WHAT YOU NEED TO DO -
Even the shortest line counts, so transcribe all the data exactly.

MATERIAL FOR THIS EXERCISE -
▼
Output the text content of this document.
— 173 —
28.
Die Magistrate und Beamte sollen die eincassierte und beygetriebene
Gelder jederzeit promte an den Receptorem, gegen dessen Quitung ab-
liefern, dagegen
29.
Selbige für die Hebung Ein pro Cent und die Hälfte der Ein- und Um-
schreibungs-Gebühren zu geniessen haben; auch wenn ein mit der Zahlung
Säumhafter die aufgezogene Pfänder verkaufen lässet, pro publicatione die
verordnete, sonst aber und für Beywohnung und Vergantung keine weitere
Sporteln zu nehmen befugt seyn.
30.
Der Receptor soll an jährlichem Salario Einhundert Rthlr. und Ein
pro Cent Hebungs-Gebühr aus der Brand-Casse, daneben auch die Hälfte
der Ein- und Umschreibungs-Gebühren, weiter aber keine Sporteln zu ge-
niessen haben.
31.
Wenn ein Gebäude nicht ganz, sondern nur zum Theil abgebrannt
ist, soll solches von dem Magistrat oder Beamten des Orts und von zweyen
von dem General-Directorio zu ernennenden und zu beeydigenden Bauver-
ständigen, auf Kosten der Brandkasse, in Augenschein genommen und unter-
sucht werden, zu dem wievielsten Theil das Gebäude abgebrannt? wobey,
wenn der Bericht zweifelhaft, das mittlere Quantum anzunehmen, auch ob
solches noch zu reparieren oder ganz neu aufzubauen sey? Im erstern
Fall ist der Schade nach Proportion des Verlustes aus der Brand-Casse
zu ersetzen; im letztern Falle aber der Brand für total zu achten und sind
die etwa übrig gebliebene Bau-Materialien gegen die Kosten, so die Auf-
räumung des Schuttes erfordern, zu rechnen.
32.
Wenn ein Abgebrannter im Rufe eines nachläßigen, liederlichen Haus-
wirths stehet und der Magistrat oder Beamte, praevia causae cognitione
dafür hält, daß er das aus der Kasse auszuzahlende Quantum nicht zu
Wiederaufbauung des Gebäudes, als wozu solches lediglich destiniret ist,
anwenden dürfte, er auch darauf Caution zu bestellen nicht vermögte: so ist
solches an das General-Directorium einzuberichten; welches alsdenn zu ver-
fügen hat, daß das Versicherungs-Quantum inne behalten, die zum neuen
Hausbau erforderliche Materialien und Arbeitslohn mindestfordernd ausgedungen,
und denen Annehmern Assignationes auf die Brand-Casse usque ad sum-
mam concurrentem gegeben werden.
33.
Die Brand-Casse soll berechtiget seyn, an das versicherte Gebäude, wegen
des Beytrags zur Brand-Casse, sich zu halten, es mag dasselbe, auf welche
▲
SOLUTION TO THIS EXERCISE -
Output the text content of this document.
— 173 —
28.
Die Magistrate und Beamte sollen die eincassierte und beygetriebene
Gelder jederzeit promte an den Receptorem, gegen dessen Quitung ab-
liefern, dagegen
29.
Selbige für die Hebung Ein pro Cent und die Hälfte der Ein- und Um-
schreibungs-Gebühren zu geniessen haben; auch wenn ein mit der Zahlung
Säumhafter die aufgezogene Pfänder verkaufen lässet, pro publicatione die
verordnete, sonst aber und für Beywohnung und Vergantung keine weitere
Sporteln zu nehmen befugt seyn.
30.
Der Receptor soll an jährlichem Salario Einhundert Rthlr. und Ein
pro Cent Hebungs-Gebühr aus der Brand-Casse, daneben auch die Hälfte
der Ein- und Umschreibungs-Gebühren, weiter aber keine Sporteln zu ge-
niessen haben.
31.
Wenn ein Gebäude nicht ganz, sondern nur zum Theil abgebrannt
ist, soll solches von dem Magistrat oder Beamten des Orts und von zweyen
von dem General-Directorio zu ernennenden und zu beeydigenden Bauver-
ständigen, auf Kosten der Brandkasse, in Augenschein genommen und unter-
sucht werden, zu dem wievielsten Theil das Gebäude abgebrannt? wobey,
wenn der Bericht zweifelhaft, das mittlere Quantum anzunehmen, auch ob
solches noch zu reparieren oder ganz neu aufzubauen sey? Im erstern
Fall ist der Schade nach Proportion des Verlustes aus der Brand-Casse
zu ersetzen; im letztern Falle aber der Brand für total zu achten und sind
die etwa übrig gebliebene Bau-Materialien gegen die Kosten, so die Auf-
räumung des Schuttes erfordern, zu rechnen.
32.
Wenn ein Abgebrannter im Rufe eines nachläßigen, liederlichen Haus-
wirths stehet und der Magistrat oder Beamte, praevia causae cognitione
dafür hält, daß er das aus der Kasse auszuzahlende Quantum nicht zu
Wiederaufbauung des Gebäudes, als wozu solches lediglich destiniret ist,
anwenden dürfte, er auch darauf Caution zu bestellen nicht vermögte: so ist
solches an das General-Directorium einzuberichten; welches alsdenn zu ver-
fügen hat, daß das Versicherungs-Quantum inne behalten, die zum neuen
Hausbau erforderliche Materialien und Arbeitslohn mindestfordernd ausgedungen,
und denen Annehmern Assignationes auf die Brand-Casse usque ad sum-
mam concurrentem gegeben werden.
33.
Die Brand-Casse soll berechtiget seyn, an das versicherte Gebäude, wegen
des Beytrags zur Brand-Casse, sich zu halten, es mag dasselbe, auf welche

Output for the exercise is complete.